Return all of the data exactly, with nothing left out but the pictures.

*Data extract*:
☆ ☆ ☆ ☆

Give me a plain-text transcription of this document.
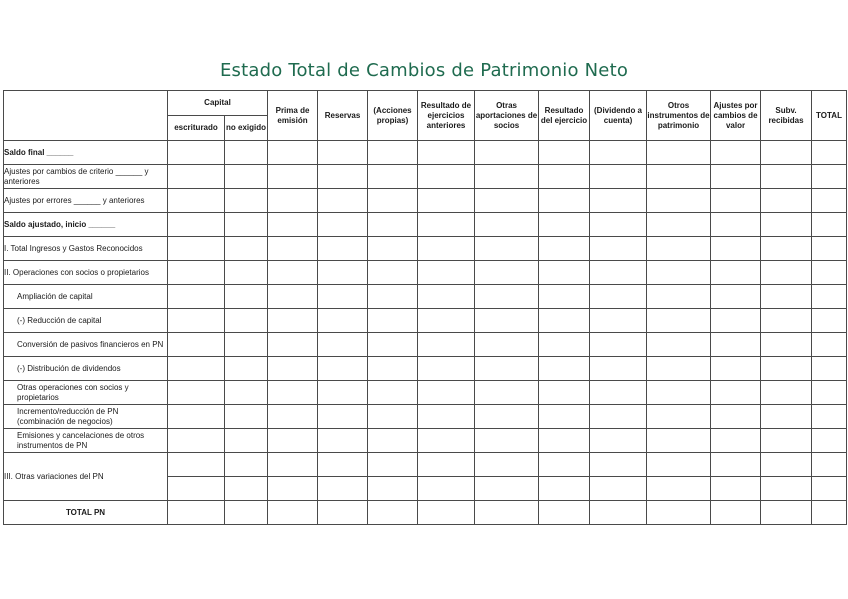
Estado Total de Cambios de Patrimonio Neto
	Capital		Prima de emisión	Reservas	(Acciones propias)	Resultado de ejercicios anteriores	Otras aportaciones de socios	Resultado del ejercicio	(Dividendo a cuenta)	Otros instrumentos de patrimonio	Ajustes por cambios de valor	Subv. recibidas	TOTAL
	escriturado	no exigido											
Saldo final ______													
Ajustes por cambios de criterio ______ y anteriores													
Ajustes por errores ______ y anteriores													
Saldo ajustado, inicio ______													
I. Total Ingresos y Gastos Reconocidos													
II. Operaciones con socios o propietarios													
Ampliación de capital													
(-) Reducción de capital													
Conversión de pasivos financieros en PN													
(-) Distribución de dividendos													
Otras operaciones con socios y propietarios													
Incremento/reducción de PN (combinación de negocios)													
Emisiones y cancelaciones de otros instrumentos de PN													
III. Otras variaciones del PN													

TOTAL PN													
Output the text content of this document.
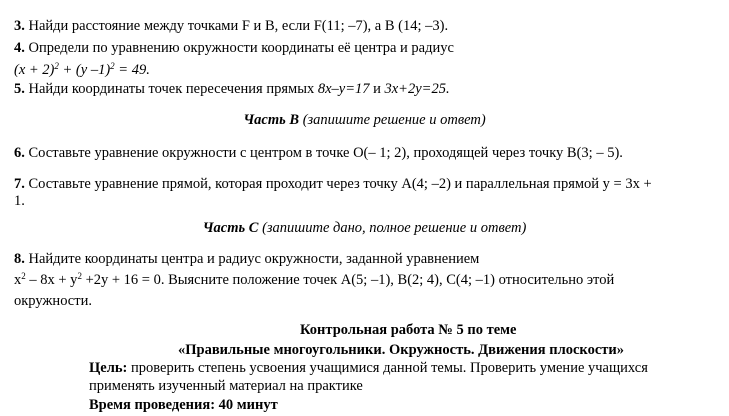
3. Найди расстояние между точками F и B, если F(11; –7), а B (14; –3).
4. Определи по уравнению окружности координаты её центра и радиус
$(x + 2)^2 + (y$ –1)$^2$ = 49.
5. Найди координаты точек пересечения прямых 8x–y=17 и 3x+2y=25.
Часть В (запишите решение и ответ)
6. Составьте уравнение окружности с центром в точке O(– 1; 2), проходящей через точку B(3; – 5).
7. Составьте уравнение прямой, которая проходит через точку A(4; –2) и параллельная прямой y = 3x +
1.
Часть С (запишите дано, полное решение и ответ)
8. Найдите координаты центра и радиус окружности, заданной уравнением
$x^2 - 8x + y^2 +2y + 16 = 0$. Выясните положение точек A(5; –1), B(2; 4), C(4; –1) относительно этой
окружности.
Контрольная работа № 5 по теме
«Правильные многоугольники. Окружность. Движения плоскости»
Цель: проверить степень усвоения учащимися данной темы. Проверить умение учащихся
применять изученный материал на практике
Время проведения: 40 минут
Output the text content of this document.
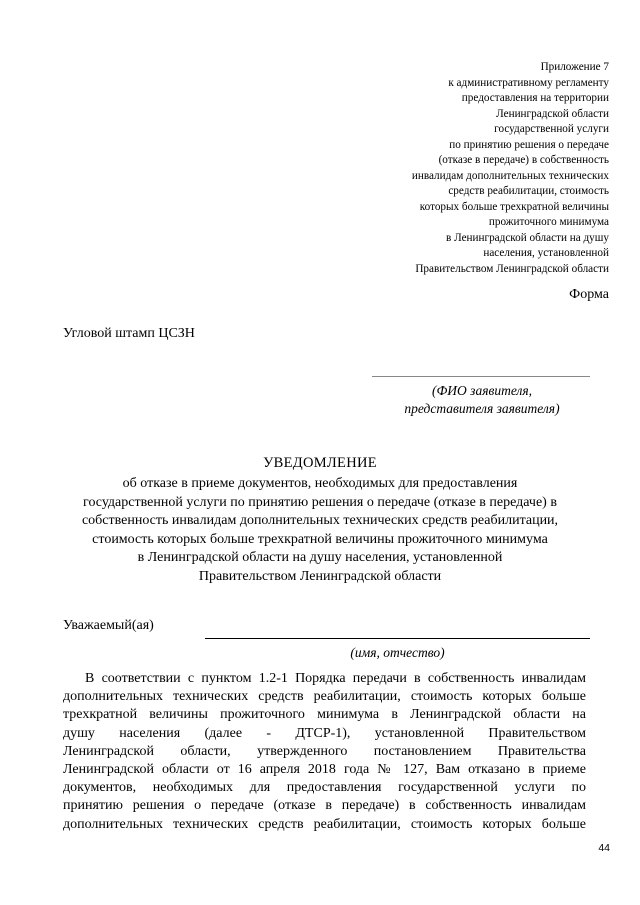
Приложение 7
к административному регламенту
предоставления на территории
Ленинградской области
государственной услуги
по принятию решения о передаче
(отказе в передаче) в собственность
инвалидам дополнительных технических
средств реабилитации, стоимость
которых больше трехкратной величины
прожиточного минимума
в Ленинградской области на душу
населения, установленной
Правительством Ленинградской области
Форма
Угловой штамп ЦСЗН
(ФИО заявителя,
представителя заявителя)
УВЕДОМЛЕНИЕ
об отказе в приеме документов, необходимых для предоставления
государственной услуги по принятию решения о передаче (отказе в передаче) в
собственность инвалидам дополнительных технических средств реабилитации,
стоимость которых больше трехкратной величины прожиточного минимума
в Ленинградской области на душу населения, установленной
Правительством Ленинградской области
Уважаемый(ая)
(имя, отчество)
В соответствии с пунктом 1.2-1 Порядка передачи в собственность инвалидам
дополнительных технических средств реабилитации, стоимость которых больше
трехкратной величины прожиточного минимума в Ленинградской области на
душу населения (далее - ДТСР-1), установленной Правительством
Ленинградской области, утвержденного постановлением Правительства
Ленинградской области от 16 апреля 2018 года № 127, Вам отказано в приеме
документов, необходимых для предоставления государственной услуги по
принятию решения о передаче (отказе в передаче) в собственность инвалидам
дополнительных технических средств реабилитации, стоимость которых больше
44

☆ ☆ ☆ ☆

*Exercise response*:
Give me a plain-text transcription of this document.
Estado Total de Cambios de Patrimonio Neto
	Capital		Prima de emisión	Reservas	(Acciones propias)	Resultado de ejercicios anteriores	Otras aportaciones de socios	Resultado del ejercicio	(Dividendo a cuenta)	Otros instrumentos de patrimonio	Ajustes por cambios de valor	Subv. recibidas	TOTAL
	escriturado	no exigido											
Saldo final ______													
Ajustes por cambios de criterio ______ y anteriores													
Ajustes por errores ______ y anteriores													
Saldo ajustado, inicio ______													
I. Total Ingresos y Gastos Reconocidos													
II. Operaciones con socios o propietarios													
Ampliación de capital													
(-) Reducción de capital													
Conversión de pasivos financieros en PN													
(-) Distribución de dividendos													
Otras operaciones con socios y propietarios													
Incremento/reducción de PN (combinación de negocios)													
Emisiones y cancelaciones de otros instrumentos de PN													
III. Otras variaciones del PN													

TOTAL PN													
Output the text content of this document.
3. Найди расстояние между точками F и B, если F(11; –7), а B (14; –3).
4. Определи по уравнению окружности координаты её центра и радиус
$(x + 2)^2 + (y$ –1)$^2$ = 49.
5. Найди координаты точек пересечения прямых 8x–y=17 и 3x+2y=25.
Часть В (запишите решение и ответ)
6. Составьте уравнение окружности с центром в точке O(– 1; 2), проходящей через точку B(3; – 5).
7. Составьте уравнение прямой, которая проходит через точку A(4; –2) и параллельная прямой y = 3x +
1.
Часть С (запишите дано, полное решение и ответ)
8. Найдите координаты центра и радиус окружности, заданной уравнением
$x^2 - 8x + y^2 +2y + 16 = 0$. Выясните положение точек A(5; –1), B(2; 4), C(4; –1) относительно этой
окружности.
Контрольная работа № 5 по теме
«Правильные многоугольники. Окружность. Движения плоскости»
Цель: проверить степень усвоения учащимися данной темы. Проверить умение учащихся
применять изученный материал на практике
Время проведения: 40 минут
Output the text content of this document.
Приложение 7
к административному регламенту
предоставления на территории
Ленинградской области
государственной услуги
по принятию решения о передаче
(отказе в передаче) в собственность
инвалидам дополнительных технических
средств реабилитации, стоимость
которых больше трехкратной величины
прожиточного минимума
в Ленинградской области на душу
населения, установленной
Правительством Ленинградской области
Форма
Угловой штамп ЦСЗН
(ФИО заявителя,
представителя заявителя)
УВЕДОМЛЕНИЕ
об отказе в приеме документов, необходимых для предоставления
государственной услуги по принятию решения о передаче (отказе в передаче) в
собственность инвалидам дополнительных технических средств реабилитации,
стоимость которых больше трехкратной величины прожиточного минимума
в Ленинградской области на душу населения, установленной
Правительством Ленинградской области
Уважаемый(ая)
(имя, отчество)
В соответствии с пунктом 1.2-1 Порядка передачи в собственность инвалидам
дополнительных технических средств реабилитации, стоимость которых больше
трехкратной величины прожиточного минимума в Ленинградской области на
душу населения (далее - ДТСР-1), установленной Правительством
Ленинградской области, утвержденного постановлением Правительства
Ленинградской области от 16 апреля 2018 года № 127, Вам отказано в приеме
документов, необходимых для предоставления государственной услуги по
принятию решения о передаче (отказе в передаче) в собственность инвалидам
дополнительных технических средств реабилитации, стоимость которых больше
44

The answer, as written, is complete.